*** MATERIAL SUPPLIED ***

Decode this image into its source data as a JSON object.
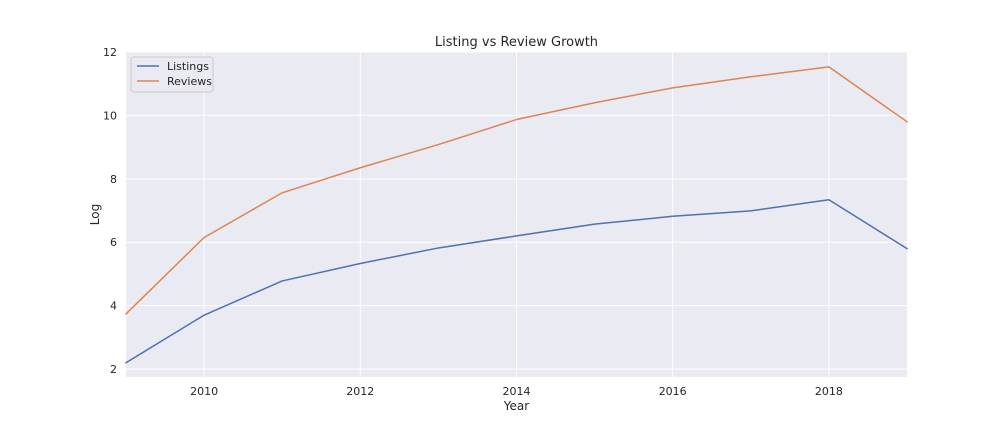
{
  "chart_data": {
    "type": "line",
    "title": "Listing vs Review Growth",
    "xlabel": "Year",
    "ylabel": "Log",
    "xlim": [
      2009,
      2019
    ],
    "ylim": [
      1.75,
      12
    ],
    "xticks": [
      2010,
      2012,
      2014,
      2016,
      2018
    ],
    "yticks": [
      2,
      4,
      6,
      8,
      10,
      12
    ],
    "grid": true,
    "legend_position": "top-left",
    "x": [
      2009,
      2010,
      2011,
      2012,
      2013,
      2014,
      2015,
      2016,
      2017,
      2018,
      2019
    ],
    "series": [
      {
        "name": "Listings",
        "color": "#4c72b0",
        "values": [
          2.2,
          3.7,
          4.78,
          5.33,
          5.82,
          6.2,
          6.57,
          6.82,
          6.99,
          7.34,
          5.8
        ]
      },
      {
        "name": "Reviews",
        "color": "#dd8452",
        "values": [
          3.74,
          6.15,
          7.56,
          8.35,
          9.08,
          9.87,
          10.4,
          10.87,
          11.22,
          11.53,
          9.8
        ]
      }
    ]
  }
}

***

* TASK PROMPT *
Do not include images; quote all of the entries above exactly.

* WORKED SOLUTION *
Decode this image into its source data as a JSON object.
{
  "chart_data": {
    "type": "line",
    "title": "Listing vs Review Growth",
    "xlabel": "Year",
    "ylabel": "Log",
    "xlim": [
      2009,
      2019
    ],
    "ylim": [
      1.75,
      12
    ],
    "xticks": [
      2010,
      2012,
      2014,
      2016,
      2018
    ],
    "yticks": [
      2,
      4,
      6,
      8,
      10,
      12
    ],
    "grid": true,
    "legend_position": "top-left",
    "x": [
      2009,
      2010,
      2011,
      2012,
      2013,
      2014,
      2015,
      2016,
      2017,
      2018,
      2019
    ],
    "series": [
      {
        "name": "Listings",
        "color": "#4c72b0",
        "values": [
          2.2,
          3.7,
          4.78,
          5.33,
          5.82,
          6.2,
          6.57,
          6.82,
          6.99,
          7.34,
          5.8
        ]
      },
      {
        "name": "Reviews",
        "color": "#dd8452",
        "values": [
          3.74,
          6.15,
          7.56,
          8.35,
          9.08,
          9.87,
          10.4,
          10.87,
          11.22,
          11.53,
          9.8
        ]
      }
    ]
  }
}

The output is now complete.